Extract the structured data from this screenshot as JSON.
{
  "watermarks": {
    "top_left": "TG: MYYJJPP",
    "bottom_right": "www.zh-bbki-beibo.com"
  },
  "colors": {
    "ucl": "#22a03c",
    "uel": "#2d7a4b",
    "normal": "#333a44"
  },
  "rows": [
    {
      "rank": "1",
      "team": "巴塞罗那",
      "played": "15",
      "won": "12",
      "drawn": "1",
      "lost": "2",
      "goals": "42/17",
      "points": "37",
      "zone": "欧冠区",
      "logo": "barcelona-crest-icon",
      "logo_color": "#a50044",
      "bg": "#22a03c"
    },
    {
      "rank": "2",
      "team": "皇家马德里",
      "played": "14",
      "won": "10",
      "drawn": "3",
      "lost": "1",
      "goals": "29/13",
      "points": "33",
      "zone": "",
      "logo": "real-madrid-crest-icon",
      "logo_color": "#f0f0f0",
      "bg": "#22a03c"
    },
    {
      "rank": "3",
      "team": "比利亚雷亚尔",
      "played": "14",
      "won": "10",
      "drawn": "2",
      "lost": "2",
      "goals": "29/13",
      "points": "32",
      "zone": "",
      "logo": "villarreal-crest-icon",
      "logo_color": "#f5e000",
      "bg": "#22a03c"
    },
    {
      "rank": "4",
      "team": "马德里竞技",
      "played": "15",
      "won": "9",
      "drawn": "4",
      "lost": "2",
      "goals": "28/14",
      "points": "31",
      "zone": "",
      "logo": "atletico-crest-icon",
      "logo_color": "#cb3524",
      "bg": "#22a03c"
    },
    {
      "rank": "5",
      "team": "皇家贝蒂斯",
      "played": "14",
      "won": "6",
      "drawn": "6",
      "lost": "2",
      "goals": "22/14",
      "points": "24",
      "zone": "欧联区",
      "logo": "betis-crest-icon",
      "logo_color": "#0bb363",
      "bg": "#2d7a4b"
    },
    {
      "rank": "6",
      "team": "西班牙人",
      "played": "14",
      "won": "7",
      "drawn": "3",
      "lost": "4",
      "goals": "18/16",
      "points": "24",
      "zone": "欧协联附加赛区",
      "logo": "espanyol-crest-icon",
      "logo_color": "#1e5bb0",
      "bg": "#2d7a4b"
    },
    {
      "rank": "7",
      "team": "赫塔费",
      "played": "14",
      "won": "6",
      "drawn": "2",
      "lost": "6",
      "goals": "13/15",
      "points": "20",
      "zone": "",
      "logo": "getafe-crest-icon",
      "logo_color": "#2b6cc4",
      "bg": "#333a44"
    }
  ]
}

--

- _Stated exercise_
Report how many lines in the listing include the word "drawn". Give nothing but the count.

- _Output for this task_
7